**EXERCISE REQUIREMENTS:** Repeat the material exactly as it appears.

Dataset items:
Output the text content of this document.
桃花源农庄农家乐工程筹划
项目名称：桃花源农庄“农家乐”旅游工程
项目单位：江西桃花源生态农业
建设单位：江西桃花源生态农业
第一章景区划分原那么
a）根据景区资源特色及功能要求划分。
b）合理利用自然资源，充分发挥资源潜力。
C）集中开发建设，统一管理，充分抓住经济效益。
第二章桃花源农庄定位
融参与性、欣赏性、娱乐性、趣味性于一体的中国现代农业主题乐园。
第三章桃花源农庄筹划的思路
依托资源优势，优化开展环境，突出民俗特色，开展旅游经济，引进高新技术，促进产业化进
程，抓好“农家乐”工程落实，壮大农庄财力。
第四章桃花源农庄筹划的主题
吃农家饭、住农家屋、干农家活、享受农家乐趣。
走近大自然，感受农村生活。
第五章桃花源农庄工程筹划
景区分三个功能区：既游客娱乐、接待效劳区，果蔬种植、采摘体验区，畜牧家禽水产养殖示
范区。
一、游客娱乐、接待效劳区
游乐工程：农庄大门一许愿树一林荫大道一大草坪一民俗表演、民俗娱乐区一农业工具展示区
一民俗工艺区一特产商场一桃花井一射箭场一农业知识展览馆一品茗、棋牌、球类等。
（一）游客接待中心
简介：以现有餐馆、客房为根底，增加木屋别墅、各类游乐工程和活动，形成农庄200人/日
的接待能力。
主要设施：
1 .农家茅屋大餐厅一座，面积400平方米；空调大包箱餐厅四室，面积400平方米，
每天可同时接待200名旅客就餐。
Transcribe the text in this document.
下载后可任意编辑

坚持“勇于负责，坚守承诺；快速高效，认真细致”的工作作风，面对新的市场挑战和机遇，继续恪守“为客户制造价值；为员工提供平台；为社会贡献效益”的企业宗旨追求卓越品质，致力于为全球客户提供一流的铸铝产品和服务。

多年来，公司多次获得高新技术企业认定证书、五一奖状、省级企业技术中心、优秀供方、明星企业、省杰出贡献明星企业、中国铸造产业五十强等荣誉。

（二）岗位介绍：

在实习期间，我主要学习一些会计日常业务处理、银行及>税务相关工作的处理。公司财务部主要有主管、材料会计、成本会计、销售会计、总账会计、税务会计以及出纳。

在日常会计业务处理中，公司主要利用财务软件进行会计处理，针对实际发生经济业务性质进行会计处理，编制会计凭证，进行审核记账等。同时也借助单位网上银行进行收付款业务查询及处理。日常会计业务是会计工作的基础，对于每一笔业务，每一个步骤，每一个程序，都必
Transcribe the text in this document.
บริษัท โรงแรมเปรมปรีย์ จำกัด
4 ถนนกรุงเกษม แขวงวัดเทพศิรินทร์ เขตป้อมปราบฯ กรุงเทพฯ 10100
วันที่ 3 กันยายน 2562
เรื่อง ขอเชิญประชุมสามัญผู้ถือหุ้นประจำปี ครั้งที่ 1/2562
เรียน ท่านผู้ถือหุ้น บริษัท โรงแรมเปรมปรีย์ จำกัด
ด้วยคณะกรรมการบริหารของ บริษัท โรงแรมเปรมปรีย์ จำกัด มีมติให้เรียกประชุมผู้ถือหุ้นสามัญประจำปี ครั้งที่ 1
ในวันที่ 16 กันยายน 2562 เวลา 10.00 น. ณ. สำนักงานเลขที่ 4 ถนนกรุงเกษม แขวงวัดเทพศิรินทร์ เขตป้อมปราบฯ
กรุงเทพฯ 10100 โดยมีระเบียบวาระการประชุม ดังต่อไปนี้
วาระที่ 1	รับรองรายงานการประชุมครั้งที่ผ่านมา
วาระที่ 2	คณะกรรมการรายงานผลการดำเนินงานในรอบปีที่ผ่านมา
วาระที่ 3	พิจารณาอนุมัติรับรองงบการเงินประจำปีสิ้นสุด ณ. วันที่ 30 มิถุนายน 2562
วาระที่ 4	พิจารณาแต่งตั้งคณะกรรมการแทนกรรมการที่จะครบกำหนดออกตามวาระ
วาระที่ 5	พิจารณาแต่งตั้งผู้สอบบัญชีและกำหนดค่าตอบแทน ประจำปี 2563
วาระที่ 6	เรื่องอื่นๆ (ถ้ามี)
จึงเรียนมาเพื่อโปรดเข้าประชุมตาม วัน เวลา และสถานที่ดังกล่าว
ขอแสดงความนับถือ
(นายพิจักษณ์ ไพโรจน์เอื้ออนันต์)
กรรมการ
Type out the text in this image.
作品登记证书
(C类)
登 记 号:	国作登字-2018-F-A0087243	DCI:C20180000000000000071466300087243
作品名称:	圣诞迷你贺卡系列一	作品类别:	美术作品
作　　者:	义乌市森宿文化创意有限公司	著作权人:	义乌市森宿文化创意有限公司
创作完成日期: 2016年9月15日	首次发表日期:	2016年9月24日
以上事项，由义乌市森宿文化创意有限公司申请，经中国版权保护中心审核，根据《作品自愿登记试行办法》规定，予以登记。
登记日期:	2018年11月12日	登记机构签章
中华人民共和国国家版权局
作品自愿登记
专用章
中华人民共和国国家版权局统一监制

**WRITTEN SOLUTION:**
Output the text content of this document.
桃花源农庄农家乐工程筹划
项目名称：桃花源农庄“农家乐”旅游工程
项目单位：江西桃花源生态农业
建设单位：江西桃花源生态农业
第一章景区划分原那么
a）根据景区资源特色及功能要求划分。
b）合理利用自然资源，充分发挥资源潜力。
C）集中开发建设，统一管理，充分抓住经济效益。
第二章桃花源农庄定位
融参与性、欣赏性、娱乐性、趣味性于一体的中国现代农业主题乐园。
第三章桃花源农庄筹划的思路
依托资源优势，优化开展环境，突出民俗特色，开展旅游经济，引进高新技术，促进产业化进
程，抓好“农家乐”工程落实，壮大农庄财力。
第四章桃花源农庄筹划的主题
吃农家饭、住农家屋、干农家活、享受农家乐趣。
走近大自然，感受农村生活。
第五章桃花源农庄工程筹划
景区分三个功能区：既游客娱乐、接待效劳区，果蔬种植、采摘体验区，畜牧家禽水产养殖示
范区。
一、游客娱乐、接待效劳区
游乐工程：农庄大门一许愿树一林荫大道一大草坪一民俗表演、民俗娱乐区一农业工具展示区
一民俗工艺区一特产商场一桃花井一射箭场一农业知识展览馆一品茗、棋牌、球类等。
（一）游客接待中心
简介：以现有餐馆、客房为根底，增加木屋别墅、各类游乐工程和活动，形成农庄200人/日
的接待能力。
主要设施：
1 .农家茅屋大餐厅一座，面积400平方米；空调大包箱餐厅四室，面积400平方米，
每天可同时接待200名旅客就餐。
Transcribe the text in this document.
下载后可任意编辑

坚持“勇于负责，坚守承诺；快速高效，认真细致”的工作作风，面对新的市场挑战和机遇，继续恪守“为客户制造价值；为员工提供平台；为社会贡献效益”的企业宗旨追求卓越品质，致力于为全球客户提供一流的铸铝产品和服务。

多年来，公司多次获得高新技术企业认定证书、五一奖状、省级企业技术中心、优秀供方、明星企业、省杰出贡献明星企业、中国铸造产业五十强等荣誉。

（二）岗位介绍：

在实习期间，我主要学习一些会计日常业务处理、银行及>税务相关工作的处理。公司财务部主要有主管、材料会计、成本会计、销售会计、总账会计、税务会计以及出纳。

在日常会计业务处理中，公司主要利用财务软件进行会计处理，针对实际发生经济业务性质进行会计处理，编制会计凭证，进行审核记账等。同时也借助单位网上银行进行收付款业务查询及处理。日常会计业务是会计工作的基础，对于每一笔业务，每一个步骤，每一个程序，都必
Transcribe the text in this document.
บริษัท โรงแรมเปรมปรีย์ จำกัด
4 ถนนกรุงเกษม แขวงวัดเทพศิรินทร์ เขตป้อมปราบฯ กรุงเทพฯ 10100
วันที่ 3 กันยายน 2562
เรื่อง ขอเชิญประชุมสามัญผู้ถือหุ้นประจำปี ครั้งที่ 1/2562
เรียน ท่านผู้ถือหุ้น บริษัท โรงแรมเปรมปรีย์ จำกัด
ด้วยคณะกรรมการบริหารของ บริษัท โรงแรมเปรมปรีย์ จำกัด มีมติให้เรียกประชุมผู้ถือหุ้นสามัญประจำปี ครั้งที่ 1
ในวันที่ 16 กันยายน 2562 เวลา 10.00 น. ณ. สำนักงานเลขที่ 4 ถนนกรุงเกษม แขวงวัดเทพศิรินทร์ เขตป้อมปราบฯ
กรุงเทพฯ 10100 โดยมีระเบียบวาระการประชุม ดังต่อไปนี้
วาระที่ 1	รับรองรายงานการประชุมครั้งที่ผ่านมา
วาระที่ 2	คณะกรรมการรายงานผลการดำเนินงานในรอบปีที่ผ่านมา
วาระที่ 3	พิจารณาอนุมัติรับรองงบการเงินประจำปีสิ้นสุด ณ. วันที่ 30 มิถุนายน 2562
วาระที่ 4	พิจารณาแต่งตั้งคณะกรรมการแทนกรรมการที่จะครบกำหนดออกตามวาระ
วาระที่ 5	พิจารณาแต่งตั้งผู้สอบบัญชีและกำหนดค่าตอบแทน ประจำปี 2563
วาระที่ 6	เรื่องอื่นๆ (ถ้ามี)
จึงเรียนมาเพื่อโปรดเข้าประชุมตาม วัน เวลา และสถานที่ดังกล่าว
ขอแสดงความนับถือ
(นายพิจักษณ์ ไพโรจน์เอื้ออนันต์)
กรรมการ
Type out the text in this image.
作品登记证书
(C类)
登 记 号:	国作登字-2018-F-A0087243	DCI:C20180000000000000071466300087243
作品名称:	圣诞迷你贺卡系列一	作品类别:	美术作品
作　　者:	义乌市森宿文化创意有限公司	著作权人:	义乌市森宿文化创意有限公司
创作完成日期: 2016年9月15日	首次发表日期:	2016年9月24日
以上事项，由义乌市森宿文化创意有限公司申请，经中国版权保护中心审核，根据《作品自愿登记试行办法》规定，予以登记。
登记日期:	2018年11月12日	登记机构签章
中华人民共和国国家版权局
作品自愿登记
专用章
中华人民共和国国家版权局统一监制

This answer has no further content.